Data rows →

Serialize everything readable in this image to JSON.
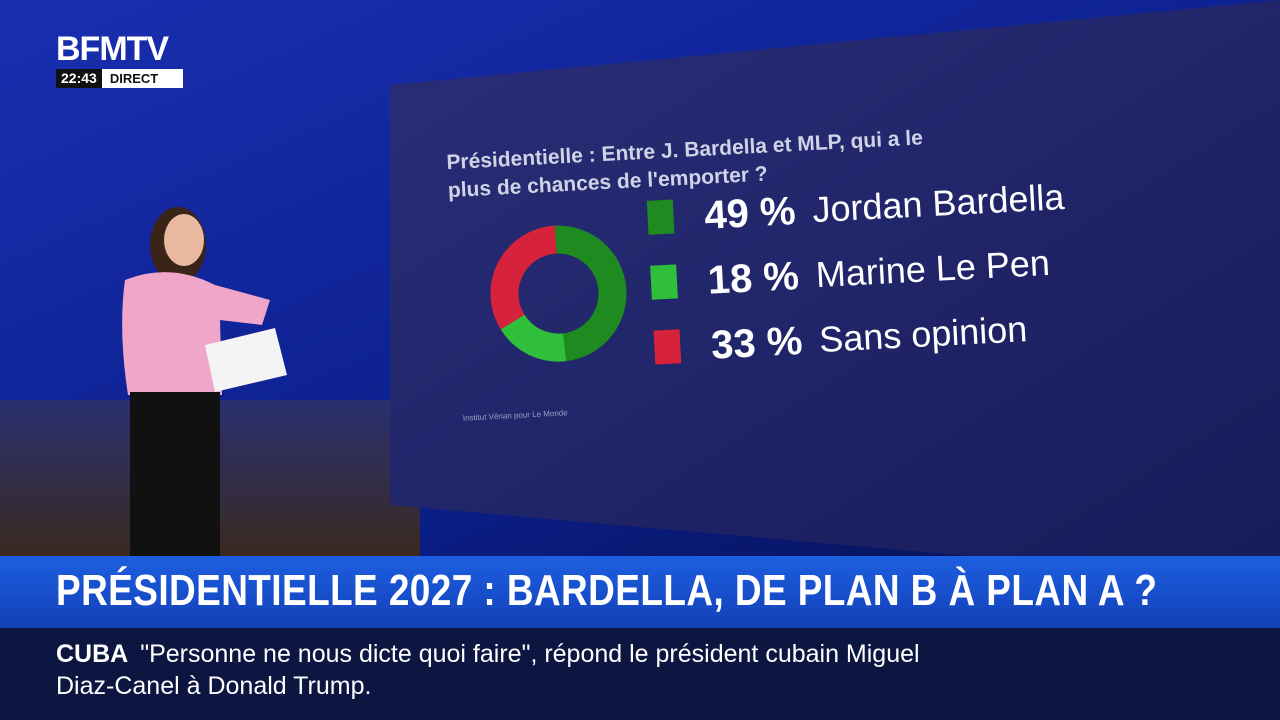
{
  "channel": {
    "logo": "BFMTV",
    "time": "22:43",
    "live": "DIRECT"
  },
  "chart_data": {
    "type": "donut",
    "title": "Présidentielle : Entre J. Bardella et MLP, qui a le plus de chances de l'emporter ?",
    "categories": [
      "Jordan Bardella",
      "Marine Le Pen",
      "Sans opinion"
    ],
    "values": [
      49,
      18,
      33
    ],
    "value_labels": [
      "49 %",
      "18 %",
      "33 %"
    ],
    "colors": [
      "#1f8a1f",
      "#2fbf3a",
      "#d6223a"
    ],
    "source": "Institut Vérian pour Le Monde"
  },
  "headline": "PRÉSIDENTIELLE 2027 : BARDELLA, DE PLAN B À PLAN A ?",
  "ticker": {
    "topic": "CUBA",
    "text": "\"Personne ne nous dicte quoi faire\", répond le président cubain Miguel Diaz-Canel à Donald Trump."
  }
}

To be done →
Leave the pictures out, and transcribe each of the records exactly.

Response →
Serialize everything readable in this image to JSON.
{
  "channel": {
    "logo": "BFMTV",
    "time": "22:43",
    "live": "DIRECT"
  },
  "chart_data": {
    "type": "donut",
    "title": "Présidentielle : Entre J. Bardella et MLP, qui a le plus de chances de l'emporter ?",
    "categories": [
      "Jordan Bardella",
      "Marine Le Pen",
      "Sans opinion"
    ],
    "values": [
      49,
      18,
      33
    ],
    "value_labels": [
      "49 %",
      "18 %",
      "33 %"
    ],
    "colors": [
      "#1f8a1f",
      "#2fbf3a",
      "#d6223a"
    ],
    "source": "Institut Vérian pour Le Monde"
  },
  "headline": "PRÉSIDENTIELLE 2027 : BARDELLA, DE PLAN B À PLAN A ?",
  "ticker": {
    "topic": "CUBA",
    "text": "\"Personne ne nous dicte quoi faire\", répond le président cubain Miguel Diaz-Canel à Donald Trump."
  }
}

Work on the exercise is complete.